Challenge: Skip the images and return the records below exactly.

Available records:
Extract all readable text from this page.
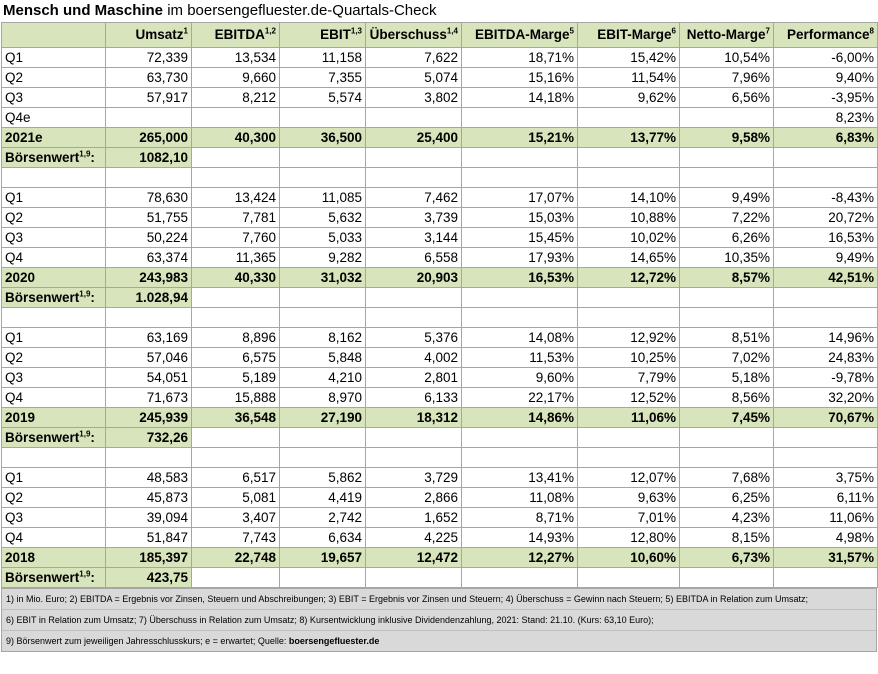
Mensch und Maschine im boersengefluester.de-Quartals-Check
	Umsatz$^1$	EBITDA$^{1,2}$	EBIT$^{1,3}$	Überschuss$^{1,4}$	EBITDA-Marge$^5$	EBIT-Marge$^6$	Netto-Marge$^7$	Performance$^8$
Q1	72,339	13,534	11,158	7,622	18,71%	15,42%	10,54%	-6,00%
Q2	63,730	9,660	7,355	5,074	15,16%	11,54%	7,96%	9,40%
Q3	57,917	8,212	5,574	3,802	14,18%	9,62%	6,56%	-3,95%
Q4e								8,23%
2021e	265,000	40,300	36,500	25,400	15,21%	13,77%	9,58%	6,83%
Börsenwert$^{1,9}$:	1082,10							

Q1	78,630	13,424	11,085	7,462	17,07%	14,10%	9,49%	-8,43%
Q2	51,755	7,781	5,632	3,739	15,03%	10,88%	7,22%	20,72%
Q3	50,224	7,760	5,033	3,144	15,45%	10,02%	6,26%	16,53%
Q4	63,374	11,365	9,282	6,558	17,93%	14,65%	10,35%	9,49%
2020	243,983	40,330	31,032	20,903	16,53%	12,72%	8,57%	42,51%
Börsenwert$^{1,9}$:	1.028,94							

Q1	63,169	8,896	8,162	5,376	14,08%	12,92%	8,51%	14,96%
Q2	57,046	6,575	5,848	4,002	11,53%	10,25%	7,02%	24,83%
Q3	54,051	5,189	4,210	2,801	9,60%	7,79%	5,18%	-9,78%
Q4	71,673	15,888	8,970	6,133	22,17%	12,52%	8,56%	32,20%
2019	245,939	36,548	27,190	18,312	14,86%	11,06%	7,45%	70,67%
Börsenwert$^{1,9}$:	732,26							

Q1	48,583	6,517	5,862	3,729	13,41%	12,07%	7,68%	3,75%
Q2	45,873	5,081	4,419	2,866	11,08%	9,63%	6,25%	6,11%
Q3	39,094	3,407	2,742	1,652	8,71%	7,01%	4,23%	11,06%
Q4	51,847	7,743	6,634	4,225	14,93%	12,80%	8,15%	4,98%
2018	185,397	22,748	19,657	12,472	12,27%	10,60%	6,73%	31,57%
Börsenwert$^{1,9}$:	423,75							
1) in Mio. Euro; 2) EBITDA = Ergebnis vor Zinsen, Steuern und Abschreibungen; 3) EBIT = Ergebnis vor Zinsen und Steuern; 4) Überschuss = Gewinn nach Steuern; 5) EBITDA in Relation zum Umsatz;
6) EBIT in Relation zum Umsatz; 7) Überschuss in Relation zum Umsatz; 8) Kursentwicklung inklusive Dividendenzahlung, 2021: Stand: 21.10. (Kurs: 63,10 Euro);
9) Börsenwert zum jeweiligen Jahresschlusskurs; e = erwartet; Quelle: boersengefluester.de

Written response:
Extract all readable text from this page.
Mensch und Maschine im boersengefluester.de-Quartals-Check
	Umsatz$^1$	EBITDA$^{1,2}$	EBIT$^{1,3}$	Überschuss$^{1,4}$	EBITDA-Marge$^5$	EBIT-Marge$^6$	Netto-Marge$^7$	Performance$^8$
Q1	72,339	13,534	11,158	7,622	18,71%	15,42%	10,54%	-6,00%
Q2	63,730	9,660	7,355	5,074	15,16%	11,54%	7,96%	9,40%
Q3	57,917	8,212	5,574	3,802	14,18%	9,62%	6,56%	-3,95%
Q4e								8,23%
2021e	265,000	40,300	36,500	25,400	15,21%	13,77%	9,58%	6,83%
Börsenwert$^{1,9}$:	1082,10							

Q1	78,630	13,424	11,085	7,462	17,07%	14,10%	9,49%	-8,43%
Q2	51,755	7,781	5,632	3,739	15,03%	10,88%	7,22%	20,72%
Q3	50,224	7,760	5,033	3,144	15,45%	10,02%	6,26%	16,53%
Q4	63,374	11,365	9,282	6,558	17,93%	14,65%	10,35%	9,49%
2020	243,983	40,330	31,032	20,903	16,53%	12,72%	8,57%	42,51%
Börsenwert$^{1,9}$:	1.028,94							

Q1	63,169	8,896	8,162	5,376	14,08%	12,92%	8,51%	14,96%
Q2	57,046	6,575	5,848	4,002	11,53%	10,25%	7,02%	24,83%
Q3	54,051	5,189	4,210	2,801	9,60%	7,79%	5,18%	-9,78%
Q4	71,673	15,888	8,970	6,133	22,17%	12,52%	8,56%	32,20%
2019	245,939	36,548	27,190	18,312	14,86%	11,06%	7,45%	70,67%
Börsenwert$^{1,9}$:	732,26							

Q1	48,583	6,517	5,862	3,729	13,41%	12,07%	7,68%	3,75%
Q2	45,873	5,081	4,419	2,866	11,08%	9,63%	6,25%	6,11%
Q3	39,094	3,407	2,742	1,652	8,71%	7,01%	4,23%	11,06%
Q4	51,847	7,743	6,634	4,225	14,93%	12,80%	8,15%	4,98%
2018	185,397	22,748	19,657	12,472	12,27%	10,60%	6,73%	31,57%
Börsenwert$^{1,9}$:	423,75							
1) in Mio. Euro; 2) EBITDA = Ergebnis vor Zinsen, Steuern und Abschreibungen; 3) EBIT = Ergebnis vor Zinsen und Steuern; 4) Überschuss = Gewinn nach Steuern; 5) EBITDA in Relation zum Umsatz;
6) EBIT in Relation zum Umsatz; 7) Überschuss in Relation zum Umsatz; 8) Kursentwicklung inklusive Dividendenzahlung, 2021: Stand: 21.10. (Kurs: 63,10 Euro);
9) Börsenwert zum jeweiligen Jahresschlusskurs; e = erwartet; Quelle: boersengefluester.de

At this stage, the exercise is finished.